== Material provided
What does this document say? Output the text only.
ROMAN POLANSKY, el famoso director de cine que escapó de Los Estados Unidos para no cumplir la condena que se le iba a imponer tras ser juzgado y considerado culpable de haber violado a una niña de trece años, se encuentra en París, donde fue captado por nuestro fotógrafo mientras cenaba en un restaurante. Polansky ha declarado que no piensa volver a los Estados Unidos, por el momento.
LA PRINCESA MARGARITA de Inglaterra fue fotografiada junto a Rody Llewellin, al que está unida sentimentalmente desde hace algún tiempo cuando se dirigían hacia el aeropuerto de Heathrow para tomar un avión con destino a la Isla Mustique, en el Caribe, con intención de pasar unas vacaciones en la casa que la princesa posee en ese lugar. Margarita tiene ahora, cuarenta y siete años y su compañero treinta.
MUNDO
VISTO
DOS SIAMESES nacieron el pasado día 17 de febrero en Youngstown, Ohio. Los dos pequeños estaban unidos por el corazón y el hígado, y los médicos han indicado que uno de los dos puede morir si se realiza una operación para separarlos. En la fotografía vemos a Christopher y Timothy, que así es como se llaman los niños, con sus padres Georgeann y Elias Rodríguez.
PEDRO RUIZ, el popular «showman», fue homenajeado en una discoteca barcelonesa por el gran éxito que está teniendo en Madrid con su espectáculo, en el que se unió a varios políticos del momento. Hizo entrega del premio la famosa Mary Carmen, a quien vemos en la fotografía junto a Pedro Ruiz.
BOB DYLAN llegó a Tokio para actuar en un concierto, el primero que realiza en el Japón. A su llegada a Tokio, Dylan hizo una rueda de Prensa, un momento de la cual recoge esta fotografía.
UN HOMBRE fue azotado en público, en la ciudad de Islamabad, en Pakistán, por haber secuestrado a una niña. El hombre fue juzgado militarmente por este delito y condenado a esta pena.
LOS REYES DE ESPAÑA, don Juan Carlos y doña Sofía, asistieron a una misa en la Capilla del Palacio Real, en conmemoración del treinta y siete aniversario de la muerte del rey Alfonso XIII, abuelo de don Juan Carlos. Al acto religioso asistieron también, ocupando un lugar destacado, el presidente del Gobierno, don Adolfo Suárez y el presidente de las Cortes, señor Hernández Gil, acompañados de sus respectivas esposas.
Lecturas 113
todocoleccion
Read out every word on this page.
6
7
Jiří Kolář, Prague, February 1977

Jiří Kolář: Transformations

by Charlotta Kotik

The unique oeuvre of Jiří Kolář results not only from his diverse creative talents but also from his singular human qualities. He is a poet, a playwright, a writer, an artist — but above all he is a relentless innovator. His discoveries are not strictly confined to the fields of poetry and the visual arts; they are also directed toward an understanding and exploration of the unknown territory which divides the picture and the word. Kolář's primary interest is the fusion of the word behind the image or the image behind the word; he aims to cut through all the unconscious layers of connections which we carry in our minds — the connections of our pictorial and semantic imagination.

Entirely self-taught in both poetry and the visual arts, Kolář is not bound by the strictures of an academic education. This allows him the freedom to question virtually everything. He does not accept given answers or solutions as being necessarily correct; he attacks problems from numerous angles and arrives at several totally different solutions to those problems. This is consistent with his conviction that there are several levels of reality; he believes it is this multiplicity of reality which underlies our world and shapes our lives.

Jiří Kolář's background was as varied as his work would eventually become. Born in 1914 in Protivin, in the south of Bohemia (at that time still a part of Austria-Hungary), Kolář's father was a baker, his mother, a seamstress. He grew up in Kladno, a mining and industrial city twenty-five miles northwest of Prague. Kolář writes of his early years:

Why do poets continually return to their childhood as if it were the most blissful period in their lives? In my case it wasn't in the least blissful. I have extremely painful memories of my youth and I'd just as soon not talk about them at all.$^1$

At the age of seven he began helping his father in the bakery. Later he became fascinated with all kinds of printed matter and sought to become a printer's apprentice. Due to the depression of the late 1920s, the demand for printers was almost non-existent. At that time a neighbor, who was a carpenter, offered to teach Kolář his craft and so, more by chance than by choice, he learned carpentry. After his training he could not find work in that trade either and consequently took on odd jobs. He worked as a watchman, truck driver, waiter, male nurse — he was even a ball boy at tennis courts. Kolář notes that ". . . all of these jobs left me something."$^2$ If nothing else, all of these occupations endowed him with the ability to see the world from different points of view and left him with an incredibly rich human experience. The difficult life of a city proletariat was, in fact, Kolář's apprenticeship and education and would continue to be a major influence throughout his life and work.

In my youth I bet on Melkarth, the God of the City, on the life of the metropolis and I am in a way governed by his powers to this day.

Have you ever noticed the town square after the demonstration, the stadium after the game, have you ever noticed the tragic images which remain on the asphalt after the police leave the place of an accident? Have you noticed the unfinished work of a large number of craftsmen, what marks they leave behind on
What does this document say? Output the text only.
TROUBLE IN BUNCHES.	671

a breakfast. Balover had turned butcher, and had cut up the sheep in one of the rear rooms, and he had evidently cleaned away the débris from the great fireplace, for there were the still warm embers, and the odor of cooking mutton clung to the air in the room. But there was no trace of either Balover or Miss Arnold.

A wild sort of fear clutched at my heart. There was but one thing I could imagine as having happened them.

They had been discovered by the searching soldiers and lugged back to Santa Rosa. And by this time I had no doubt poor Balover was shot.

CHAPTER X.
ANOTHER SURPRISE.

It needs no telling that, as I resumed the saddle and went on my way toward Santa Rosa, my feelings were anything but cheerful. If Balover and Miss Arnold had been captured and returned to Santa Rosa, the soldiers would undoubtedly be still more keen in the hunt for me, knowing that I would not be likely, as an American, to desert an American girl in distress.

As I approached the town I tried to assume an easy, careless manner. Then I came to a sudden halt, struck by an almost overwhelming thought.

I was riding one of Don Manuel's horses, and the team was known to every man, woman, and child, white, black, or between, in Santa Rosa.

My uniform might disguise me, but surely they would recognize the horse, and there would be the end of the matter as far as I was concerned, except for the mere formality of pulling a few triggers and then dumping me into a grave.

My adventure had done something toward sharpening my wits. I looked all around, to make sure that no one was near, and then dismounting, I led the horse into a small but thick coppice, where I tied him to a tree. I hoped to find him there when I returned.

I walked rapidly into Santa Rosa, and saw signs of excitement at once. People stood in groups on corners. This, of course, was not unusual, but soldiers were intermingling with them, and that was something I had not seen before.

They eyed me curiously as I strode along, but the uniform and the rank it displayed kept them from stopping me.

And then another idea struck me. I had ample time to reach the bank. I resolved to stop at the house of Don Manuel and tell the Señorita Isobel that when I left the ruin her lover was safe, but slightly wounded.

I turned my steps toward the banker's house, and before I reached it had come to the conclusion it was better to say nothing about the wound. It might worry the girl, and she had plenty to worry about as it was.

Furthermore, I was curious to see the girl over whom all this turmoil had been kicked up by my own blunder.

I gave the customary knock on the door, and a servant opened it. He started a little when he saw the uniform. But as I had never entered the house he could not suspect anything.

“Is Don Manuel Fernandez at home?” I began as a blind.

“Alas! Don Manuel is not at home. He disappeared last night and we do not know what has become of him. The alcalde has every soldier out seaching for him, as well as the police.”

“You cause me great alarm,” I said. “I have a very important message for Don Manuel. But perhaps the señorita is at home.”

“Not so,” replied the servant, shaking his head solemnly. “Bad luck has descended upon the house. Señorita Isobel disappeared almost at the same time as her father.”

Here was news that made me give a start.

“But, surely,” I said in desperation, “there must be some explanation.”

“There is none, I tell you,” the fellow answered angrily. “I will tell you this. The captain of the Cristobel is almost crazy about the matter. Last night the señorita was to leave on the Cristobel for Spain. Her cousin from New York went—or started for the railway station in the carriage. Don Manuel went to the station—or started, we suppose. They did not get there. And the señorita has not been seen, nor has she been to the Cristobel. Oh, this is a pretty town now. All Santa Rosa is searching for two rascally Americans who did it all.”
====
* [Aim of the exercise]:
Extract the data in full. Keep it word for word.

* [Final answer]:
What does this document say? Output the text only.
ROMAN POLANSKY, el famoso director de cine que escapó de Los Estados Unidos para no cumplir la condena que se le iba a imponer tras ser juzgado y considerado culpable de haber violado a una niña de trece años, se encuentra en París, donde fue captado por nuestro fotógrafo mientras cenaba en un restaurante. Polansky ha declarado que no piensa volver a los Estados Unidos, por el momento.
LA PRINCESA MARGARITA de Inglaterra fue fotografiada junto a Rody Llewellin, al que está unida sentimentalmente desde hace algún tiempo cuando se dirigían hacia el aeropuerto de Heathrow para tomar un avión con destino a la Isla Mustique, en el Caribe, con intención de pasar unas vacaciones en la casa que la princesa posee en ese lugar. Margarita tiene ahora, cuarenta y siete años y su compañero treinta.
MUNDO
VISTO
DOS SIAMESES nacieron el pasado día 17 de febrero en Youngstown, Ohio. Los dos pequeños estaban unidos por el corazón y el hígado, y los médicos han indicado que uno de los dos puede morir si se realiza una operación para separarlos. En la fotografía vemos a Christopher y Timothy, que así es como se llaman los niños, con sus padres Georgeann y Elias Rodríguez.
PEDRO RUIZ, el popular «showman», fue homenajeado en una discoteca barcelonesa por el gran éxito que está teniendo en Madrid con su espectáculo, en el que se unió a varios políticos del momento. Hizo entrega del premio la famosa Mary Carmen, a quien vemos en la fotografía junto a Pedro Ruiz.
BOB DYLAN llegó a Tokio para actuar en un concierto, el primero que realiza en el Japón. A su llegada a Tokio, Dylan hizo una rueda de Prensa, un momento de la cual recoge esta fotografía.
UN HOMBRE fue azotado en público, en la ciudad de Islamabad, en Pakistán, por haber secuestrado a una niña. El hombre fue juzgado militarmente por este delito y condenado a esta pena.
LOS REYES DE ESPAÑA, don Juan Carlos y doña Sofía, asistieron a una misa en la Capilla del Palacio Real, en conmemoración del treinta y siete aniversario de la muerte del rey Alfonso XIII, abuelo de don Juan Carlos. Al acto religioso asistieron también, ocupando un lugar destacado, el presidente del Gobierno, don Adolfo Suárez y el presidente de las Cortes, señor Hernández Gil, acompañados de sus respectivas esposas.
Lecturas 113
todocoleccion
Read out every word on this page.
6
7
Jiří Kolář, Prague, February 1977

Jiří Kolář: Transformations

by Charlotta Kotik

The unique oeuvre of Jiří Kolář results not only from his diverse creative talents but also from his singular human qualities. He is a poet, a playwright, a writer, an artist — but above all he is a relentless innovator. His discoveries are not strictly confined to the fields of poetry and the visual arts; they are also directed toward an understanding and exploration of the unknown territory which divides the picture and the word. Kolář's primary interest is the fusion of the word behind the image or the image behind the word; he aims to cut through all the unconscious layers of connections which we carry in our minds — the connections of our pictorial and semantic imagination.

Entirely self-taught in both poetry and the visual arts, Kolář is not bound by the strictures of an academic education. This allows him the freedom to question virtually everything. He does not accept given answers or solutions as being necessarily correct; he attacks problems from numerous angles and arrives at several totally different solutions to those problems. This is consistent with his conviction that there are several levels of reality; he believes it is this multiplicity of reality which underlies our world and shapes our lives.

Jiří Kolář's background was as varied as his work would eventually become. Born in 1914 in Protivin, in the south of Bohemia (at that time still a part of Austria-Hungary), Kolář's father was a baker, his mother, a seamstress. He grew up in Kladno, a mining and industrial city twenty-five miles northwest of Prague. Kolář writes of his early years:

Why do poets continually return to their childhood as if it were the most blissful period in their lives? In my case it wasn't in the least blissful. I have extremely painful memories of my youth and I'd just as soon not talk about them at all.$^1$

At the age of seven he began helping his father in the bakery. Later he became fascinated with all kinds of printed matter and sought to become a printer's apprentice. Due to the depression of the late 1920s, the demand for printers was almost non-existent. At that time a neighbor, who was a carpenter, offered to teach Kolář his craft and so, more by chance than by choice, he learned carpentry. After his training he could not find work in that trade either and consequently took on odd jobs. He worked as a watchman, truck driver, waiter, male nurse — he was even a ball boy at tennis courts. Kolář notes that ". . . all of these jobs left me something."$^2$ If nothing else, all of these occupations endowed him with the ability to see the world from different points of view and left him with an incredibly rich human experience. The difficult life of a city proletariat was, in fact, Kolář's apprenticeship and education and would continue to be a major influence throughout his life and work.

In my youth I bet on Melkarth, the God of the City, on the life of the metropolis and I am in a way governed by his powers to this day.

Have you ever noticed the town square after the demonstration, the stadium after the game, have you ever noticed the tragic images which remain on the asphalt after the police leave the place of an accident? Have you noticed the unfinished work of a large number of craftsmen, what marks they leave behind on
What does this document say? Output the text only.
TROUBLE IN BUNCHES.	671

a breakfast. Balover had turned butcher, and had cut up the sheep in one of the rear rooms, and he had evidently cleaned away the débris from the great fireplace, for there were the still warm embers, and the odor of cooking mutton clung to the air in the room. But there was no trace of either Balover or Miss Arnold.

A wild sort of fear clutched at my heart. There was but one thing I could imagine as having happened them.

They had been discovered by the searching soldiers and lugged back to Santa Rosa. And by this time I had no doubt poor Balover was shot.

CHAPTER X.
ANOTHER SURPRISE.

It needs no telling that, as I resumed the saddle and went on my way toward Santa Rosa, my feelings were anything but cheerful. If Balover and Miss Arnold had been captured and returned to Santa Rosa, the soldiers would undoubtedly be still more keen in the hunt for me, knowing that I would not be likely, as an American, to desert an American girl in distress.

As I approached the town I tried to assume an easy, careless manner. Then I came to a sudden halt, struck by an almost overwhelming thought.

I was riding one of Don Manuel's horses, and the team was known to every man, woman, and child, white, black, or between, in Santa Rosa.

My uniform might disguise me, but surely they would recognize the horse, and there would be the end of the matter as far as I was concerned, except for the mere formality of pulling a few triggers and then dumping me into a grave.

My adventure had done something toward sharpening my wits. I looked all around, to make sure that no one was near, and then dismounting, I led the horse into a small but thick coppice, where I tied him to a tree. I hoped to find him there when I returned.

I walked rapidly into Santa Rosa, and saw signs of excitement at once. People stood in groups on corners. This, of course, was not unusual, but soldiers were intermingling with them, and that was something I had not seen before.

They eyed me curiously as I strode along, but the uniform and the rank it displayed kept them from stopping me.

And then another idea struck me. I had ample time to reach the bank. I resolved to stop at the house of Don Manuel and tell the Señorita Isobel that when I left the ruin her lover was safe, but slightly wounded.

I turned my steps toward the banker's house, and before I reached it had come to the conclusion it was better to say nothing about the wound. It might worry the girl, and she had plenty to worry about as it was.

Furthermore, I was curious to see the girl over whom all this turmoil had been kicked up by my own blunder.

I gave the customary knock on the door, and a servant opened it. He started a little when he saw the uniform. But as I had never entered the house he could not suspect anything.

“Is Don Manuel Fernandez at home?” I began as a blind.

“Alas! Don Manuel is not at home. He disappeared last night and we do not know what has become of him. The alcalde has every soldier out seaching for him, as well as the police.”

“You cause me great alarm,” I said. “I have a very important message for Don Manuel. But perhaps the señorita is at home.”

“Not so,” replied the servant, shaking his head solemnly. “Bad luck has descended upon the house. Señorita Isobel disappeared almost at the same time as her father.”

Here was news that made me give a start.

“But, surely,” I said in desperation, “there must be some explanation.”

“There is none, I tell you,” the fellow answered angrily. “I will tell you this. The captain of the Cristobel is almost crazy about the matter. Last night the señorita was to leave on the Cristobel for Spain. Her cousin from New York went—or started for the railway station in the carriage. Don Manuel went to the station—or started, we suppose. They did not get there. And the señorita has not been seen, nor has she been to the Cristobel. Oh, this is a pretty town now. All Santa Rosa is searching for two rascally Americans who did it all.”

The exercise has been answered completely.